Produce a verbatim copy of the entries listed below.

▶ **Extracted information**:
== == ==

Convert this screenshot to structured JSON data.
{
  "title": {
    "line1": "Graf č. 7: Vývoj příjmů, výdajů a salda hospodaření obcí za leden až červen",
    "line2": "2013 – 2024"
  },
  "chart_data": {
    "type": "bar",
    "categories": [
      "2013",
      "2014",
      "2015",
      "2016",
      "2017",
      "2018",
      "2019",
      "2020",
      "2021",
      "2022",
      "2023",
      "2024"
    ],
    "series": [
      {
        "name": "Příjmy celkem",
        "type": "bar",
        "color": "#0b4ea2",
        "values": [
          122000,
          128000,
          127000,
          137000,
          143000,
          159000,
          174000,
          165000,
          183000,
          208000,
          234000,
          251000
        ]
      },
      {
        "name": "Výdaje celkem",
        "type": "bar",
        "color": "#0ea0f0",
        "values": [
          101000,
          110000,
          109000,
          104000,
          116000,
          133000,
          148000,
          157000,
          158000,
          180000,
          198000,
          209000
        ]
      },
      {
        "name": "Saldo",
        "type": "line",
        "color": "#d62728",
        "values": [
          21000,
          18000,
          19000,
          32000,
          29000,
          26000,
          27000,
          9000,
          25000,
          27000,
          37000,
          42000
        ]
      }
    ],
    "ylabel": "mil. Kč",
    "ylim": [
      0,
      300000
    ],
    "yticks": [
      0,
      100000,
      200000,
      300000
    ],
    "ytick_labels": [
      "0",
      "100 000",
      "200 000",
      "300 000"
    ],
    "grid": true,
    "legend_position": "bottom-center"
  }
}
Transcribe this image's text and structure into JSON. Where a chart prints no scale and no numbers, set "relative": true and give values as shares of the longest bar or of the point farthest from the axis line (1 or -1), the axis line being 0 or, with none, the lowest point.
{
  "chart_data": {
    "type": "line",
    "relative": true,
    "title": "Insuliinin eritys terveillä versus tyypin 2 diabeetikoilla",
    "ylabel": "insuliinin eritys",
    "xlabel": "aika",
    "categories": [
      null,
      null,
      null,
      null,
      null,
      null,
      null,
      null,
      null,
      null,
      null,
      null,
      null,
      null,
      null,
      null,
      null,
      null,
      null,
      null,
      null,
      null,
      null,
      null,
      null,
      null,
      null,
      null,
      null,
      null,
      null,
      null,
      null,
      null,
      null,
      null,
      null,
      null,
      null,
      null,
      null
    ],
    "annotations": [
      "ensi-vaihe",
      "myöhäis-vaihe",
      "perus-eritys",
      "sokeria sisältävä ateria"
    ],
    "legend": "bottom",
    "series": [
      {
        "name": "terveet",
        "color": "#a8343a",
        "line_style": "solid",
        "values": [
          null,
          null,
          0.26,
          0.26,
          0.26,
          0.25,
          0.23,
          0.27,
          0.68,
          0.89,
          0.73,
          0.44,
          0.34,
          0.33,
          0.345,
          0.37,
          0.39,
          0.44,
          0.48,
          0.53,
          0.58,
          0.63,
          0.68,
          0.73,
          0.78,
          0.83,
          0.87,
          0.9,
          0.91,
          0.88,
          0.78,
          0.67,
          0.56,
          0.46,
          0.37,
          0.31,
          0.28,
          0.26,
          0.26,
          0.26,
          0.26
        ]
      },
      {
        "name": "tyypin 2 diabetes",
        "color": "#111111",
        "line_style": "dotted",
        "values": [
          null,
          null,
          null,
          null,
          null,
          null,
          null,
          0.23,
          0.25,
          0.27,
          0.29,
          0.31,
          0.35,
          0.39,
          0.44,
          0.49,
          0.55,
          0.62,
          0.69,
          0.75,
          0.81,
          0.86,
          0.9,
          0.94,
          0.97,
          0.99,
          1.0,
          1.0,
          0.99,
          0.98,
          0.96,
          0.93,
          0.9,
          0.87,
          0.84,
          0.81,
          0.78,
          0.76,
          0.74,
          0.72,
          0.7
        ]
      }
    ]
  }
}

== == ==

▶ **The response**:
Convert this screenshot to structured JSON data.
{
  "title": {
    "line1": "Graf č. 7: Vývoj příjmů, výdajů a salda hospodaření obcí za leden až červen",
    "line2": "2013 – 2024"
  },
  "chart_data": {
    "type": "bar",
    "categories": [
      "2013",
      "2014",
      "2015",
      "2016",
      "2017",
      "2018",
      "2019",
      "2020",
      "2021",
      "2022",
      "2023",
      "2024"
    ],
    "series": [
      {
        "name": "Příjmy celkem",
        "type": "bar",
        "color": "#0b4ea2",
        "values": [
          122000,
          128000,
          127000,
          137000,
          143000,
          159000,
          174000,
          165000,
          183000,
          208000,
          234000,
          251000
        ]
      },
      {
        "name": "Výdaje celkem",
        "type": "bar",
        "color": "#0ea0f0",
        "values": [
          101000,
          110000,
          109000,
          104000,
          116000,
          133000,
          148000,
          157000,
          158000,
          180000,
          198000,
          209000
        ]
      },
      {
        "name": "Saldo",
        "type": "line",
        "color": "#d62728",
        "values": [
          21000,
          18000,
          19000,
          32000,
          29000,
          26000,
          27000,
          9000,
          25000,
          27000,
          37000,
          42000
        ]
      }
    ],
    "ylabel": "mil. Kč",
    "ylim": [
      0,
      300000
    ],
    "yticks": [
      0,
      100000,
      200000,
      300000
    ],
    "ytick_labels": [
      "0",
      "100 000",
      "200 000",
      "300 000"
    ],
    "grid": true,
    "legend_position": "bottom-center"
  }
}
Transcribe this image's text and structure into JSON. Where a chart prints no scale and no numbers, set "relative": true and give values as shares of the longest bar or of the point farthest from the axis line (1 or -1), the axis line being 0 or, with none, the lowest point.
{
  "chart_data": {
    "type": "line",
    "relative": true,
    "title": "Insuliinin eritys terveillä versus tyypin 2 diabeetikoilla",
    "ylabel": "insuliinin eritys",
    "xlabel": "aika",
    "categories": [
      null,
      null,
      null,
      null,
      null,
      null,
      null,
      null,
      null,
      null,
      null,
      null,
      null,
      null,
      null,
      null,
      null,
      null,
      null,
      null,
      null,
      null,
      null,
      null,
      null,
      null,
      null,
      null,
      null,
      null,
      null,
      null,
      null,
      null,
      null,
      null,
      null,
      null,
      null,
      null,
      null
    ],
    "annotations": [
      "ensi-vaihe",
      "myöhäis-vaihe",
      "perus-eritys",
      "sokeria sisältävä ateria"
    ],
    "legend": "bottom",
    "series": [
      {
        "name": "terveet",
        "color": "#a8343a",
        "line_style": "solid",
        "values": [
          null,
          null,
          0.26,
          0.26,
          0.26,
          0.25,
          0.23,
          0.27,
          0.68,
          0.89,
          0.73,
          0.44,
          0.34,
          0.33,
          0.345,
          0.37,
          0.39,
          0.44,
          0.48,
          0.53,
          0.58,
          0.63,
          0.68,
          0.73,
          0.78,
          0.83,
          0.87,
          0.9,
          0.91,
          0.88,
          0.78,
          0.67,
          0.56,
          0.46,
          0.37,
          0.31,
          0.28,
          0.26,
          0.26,
          0.26,
          0.26
        ]
      },
      {
        "name": "tyypin 2 diabetes",
        "color": "#111111",
        "line_style": "dotted",
        "values": [
          null,
          null,
          null,
          null,
          null,
          null,
          null,
          0.23,
          0.25,
          0.27,
          0.29,
          0.31,
          0.35,
          0.39,
          0.44,
          0.49,
          0.55,
          0.62,
          0.69,
          0.75,
          0.81,
          0.86,
          0.9,
          0.94,
          0.97,
          0.99,
          1.0,
          1.0,
          0.99,
          0.98,
          0.96,
          0.93,
          0.9,
          0.87,
          0.84,
          0.81,
          0.78,
          0.76,
          0.74,
          0.72,
          0.7
        ]
      }
    ]
  }
}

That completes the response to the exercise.